** Listed records **
════════
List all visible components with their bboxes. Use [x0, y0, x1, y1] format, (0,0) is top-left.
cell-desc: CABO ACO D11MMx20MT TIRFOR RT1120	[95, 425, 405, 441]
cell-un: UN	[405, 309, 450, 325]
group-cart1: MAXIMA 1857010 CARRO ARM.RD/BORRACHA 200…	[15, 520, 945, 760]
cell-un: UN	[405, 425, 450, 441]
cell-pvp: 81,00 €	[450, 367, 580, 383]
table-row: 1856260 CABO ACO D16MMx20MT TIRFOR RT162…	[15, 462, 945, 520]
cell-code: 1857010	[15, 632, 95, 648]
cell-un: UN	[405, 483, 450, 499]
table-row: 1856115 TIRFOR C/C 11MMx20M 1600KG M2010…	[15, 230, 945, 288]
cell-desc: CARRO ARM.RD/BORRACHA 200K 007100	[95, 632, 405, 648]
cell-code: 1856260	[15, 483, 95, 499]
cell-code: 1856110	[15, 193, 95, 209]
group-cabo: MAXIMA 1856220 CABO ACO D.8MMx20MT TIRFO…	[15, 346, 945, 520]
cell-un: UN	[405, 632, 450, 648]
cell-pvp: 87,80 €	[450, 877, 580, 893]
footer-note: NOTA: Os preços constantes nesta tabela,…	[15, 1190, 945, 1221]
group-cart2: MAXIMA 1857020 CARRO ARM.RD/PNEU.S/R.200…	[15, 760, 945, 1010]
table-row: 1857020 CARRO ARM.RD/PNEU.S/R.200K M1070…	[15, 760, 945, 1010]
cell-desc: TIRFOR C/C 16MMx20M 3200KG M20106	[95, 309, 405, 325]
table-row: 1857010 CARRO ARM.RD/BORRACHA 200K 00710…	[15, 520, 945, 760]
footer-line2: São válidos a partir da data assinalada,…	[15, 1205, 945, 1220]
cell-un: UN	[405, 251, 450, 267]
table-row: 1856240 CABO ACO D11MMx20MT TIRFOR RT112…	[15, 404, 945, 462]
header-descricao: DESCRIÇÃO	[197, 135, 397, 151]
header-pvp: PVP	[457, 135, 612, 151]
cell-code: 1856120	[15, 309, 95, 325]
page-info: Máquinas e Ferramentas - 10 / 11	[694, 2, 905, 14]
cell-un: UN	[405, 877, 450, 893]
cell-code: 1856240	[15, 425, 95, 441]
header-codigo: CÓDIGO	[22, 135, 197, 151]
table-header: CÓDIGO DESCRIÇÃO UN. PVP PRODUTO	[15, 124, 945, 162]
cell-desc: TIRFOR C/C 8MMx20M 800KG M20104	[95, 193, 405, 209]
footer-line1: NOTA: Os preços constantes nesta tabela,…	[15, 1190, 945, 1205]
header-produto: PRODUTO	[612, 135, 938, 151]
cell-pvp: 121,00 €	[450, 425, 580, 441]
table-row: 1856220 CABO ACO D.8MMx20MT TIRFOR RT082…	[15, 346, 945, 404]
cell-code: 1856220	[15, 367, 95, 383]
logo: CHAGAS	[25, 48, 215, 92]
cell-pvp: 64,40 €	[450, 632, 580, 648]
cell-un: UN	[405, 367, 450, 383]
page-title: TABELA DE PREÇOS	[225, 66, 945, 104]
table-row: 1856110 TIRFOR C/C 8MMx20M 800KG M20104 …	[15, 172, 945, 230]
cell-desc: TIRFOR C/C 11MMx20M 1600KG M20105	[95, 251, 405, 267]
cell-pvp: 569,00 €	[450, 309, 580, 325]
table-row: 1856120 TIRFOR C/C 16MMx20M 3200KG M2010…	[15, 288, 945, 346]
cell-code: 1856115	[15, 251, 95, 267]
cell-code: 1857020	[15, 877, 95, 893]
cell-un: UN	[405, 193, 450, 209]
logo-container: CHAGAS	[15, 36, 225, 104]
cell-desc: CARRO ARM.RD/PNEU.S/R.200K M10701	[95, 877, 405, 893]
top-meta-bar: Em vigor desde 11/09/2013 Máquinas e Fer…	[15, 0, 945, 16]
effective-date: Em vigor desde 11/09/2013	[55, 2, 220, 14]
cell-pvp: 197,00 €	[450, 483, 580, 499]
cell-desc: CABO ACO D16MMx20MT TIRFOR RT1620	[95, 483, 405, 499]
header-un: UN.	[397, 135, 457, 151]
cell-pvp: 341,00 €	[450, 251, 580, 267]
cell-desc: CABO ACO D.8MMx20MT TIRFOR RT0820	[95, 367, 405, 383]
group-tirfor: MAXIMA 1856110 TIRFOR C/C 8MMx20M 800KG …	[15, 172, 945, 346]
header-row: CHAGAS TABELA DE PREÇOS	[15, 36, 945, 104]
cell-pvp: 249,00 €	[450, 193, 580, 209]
════════
** What you will do **
Copy every one of the records above, line by line, without changing a single character.

** Written reply **
List all visible components with their bboxes. Use [x0, y0, x1, y1] format, (0,0) is top-left.
cell-desc: CABO ACO D11MMx20MT TIRFOR RT1120	[95, 425, 405, 441]
cell-un: UN	[405, 309, 450, 325]
group-cart1: MAXIMA 1857010 CARRO ARM.RD/BORRACHA 200…	[15, 520, 945, 760]
cell-un: UN	[405, 425, 450, 441]
cell-pvp: 81,00 €	[450, 367, 580, 383]
table-row: 1856260 CABO ACO D16MMx20MT TIRFOR RT162…	[15, 462, 945, 520]
cell-code: 1857010	[15, 632, 95, 648]
cell-un: UN	[405, 483, 450, 499]
table-row: 1856115 TIRFOR C/C 11MMx20M 1600KG M2010…	[15, 230, 945, 288]
cell-desc: CARRO ARM.RD/BORRACHA 200K 007100	[95, 632, 405, 648]
cell-code: 1856260	[15, 483, 95, 499]
cell-code: 1856110	[15, 193, 95, 209]
group-cabo: MAXIMA 1856220 CABO ACO D.8MMx20MT TIRFO…	[15, 346, 945, 520]
cell-un: UN	[405, 632, 450, 648]
cell-pvp: 87,80 €	[450, 877, 580, 893]
footer-note: NOTA: Os preços constantes nesta tabela,…	[15, 1190, 945, 1221]
group-cart2: MAXIMA 1857020 CARRO ARM.RD/PNEU.S/R.200…	[15, 760, 945, 1010]
table-row: 1857020 CARRO ARM.RD/PNEU.S/R.200K M1070…	[15, 760, 945, 1010]
cell-desc: TIRFOR C/C 16MMx20M 3200KG M20106	[95, 309, 405, 325]
table-row: 1857010 CARRO ARM.RD/BORRACHA 200K 00710…	[15, 520, 945, 760]
footer-line2: São válidos a partir da data assinalada,…	[15, 1205, 945, 1220]
cell-un: UN	[405, 251, 450, 267]
table-row: 1856240 CABO ACO D11MMx20MT TIRFOR RT112…	[15, 404, 945, 462]
header-descricao: DESCRIÇÃO	[197, 135, 397, 151]
header-pvp: PVP	[457, 135, 612, 151]
cell-code: 1856120	[15, 309, 95, 325]
page-info: Máquinas e Ferramentas - 10 / 11	[694, 2, 905, 14]
cell-un: UN	[405, 877, 450, 893]
cell-code: 1856240	[15, 425, 95, 441]
header-codigo: CÓDIGO	[22, 135, 197, 151]
table-header: CÓDIGO DESCRIÇÃO UN. PVP PRODUTO	[15, 124, 945, 162]
cell-desc: TIRFOR C/C 8MMx20M 800KG M20104	[95, 193, 405, 209]
footer-line1: NOTA: Os preços constantes nesta tabela,…	[15, 1190, 945, 1205]
header-produto: PRODUTO	[612, 135, 938, 151]
cell-pvp: 121,00 €	[450, 425, 580, 441]
table-row: 1856220 CABO ACO D.8MMx20MT TIRFOR RT082…	[15, 346, 945, 404]
cell-code: 1856220	[15, 367, 95, 383]
logo: CHAGAS	[25, 48, 215, 92]
cell-pvp: 64,40 €	[450, 632, 580, 648]
cell-un: UN	[405, 367, 450, 383]
page-title: TABELA DE PREÇOS	[225, 66, 945, 104]
table-row: 1856110 TIRFOR C/C 8MMx20M 800KG M20104 …	[15, 172, 945, 230]
cell-desc: TIRFOR C/C 11MMx20M 1600KG M20105	[95, 251, 405, 267]
cell-pvp: 569,00 €	[450, 309, 580, 325]
table-row: 1856120 TIRFOR C/C 16MMx20M 3200KG M2010…	[15, 288, 945, 346]
cell-code: 1856115	[15, 251, 95, 267]
cell-code: 1857020	[15, 877, 95, 893]
cell-un: UN	[405, 193, 450, 209]
logo-container: CHAGAS	[15, 36, 225, 104]
cell-desc: CARRO ARM.RD/PNEU.S/R.200K M10701	[95, 877, 405, 893]
top-meta-bar: Em vigor desde 11/09/2013 Máquinas e Fer…	[15, 0, 945, 16]
effective-date: Em vigor desde 11/09/2013	[55, 2, 220, 14]
cell-pvp: 197,00 €	[450, 483, 580, 499]
cell-desc: CABO ACO D16MMx20MT TIRFOR RT1620	[95, 483, 405, 499]
header-un: UN.	[397, 135, 457, 151]
cell-pvp: 341,00 €	[450, 251, 580, 267]
cell-desc: CABO ACO D.8MMx20MT TIRFOR RT0820	[95, 367, 405, 383]
group-tirfor: MAXIMA 1856110 TIRFOR C/C 8MMx20M 800KG …	[15, 172, 945, 346]
header-row: CHAGAS TABELA DE PREÇOS	[15, 36, 945, 104]
cell-pvp: 249,00 €	[450, 193, 580, 209]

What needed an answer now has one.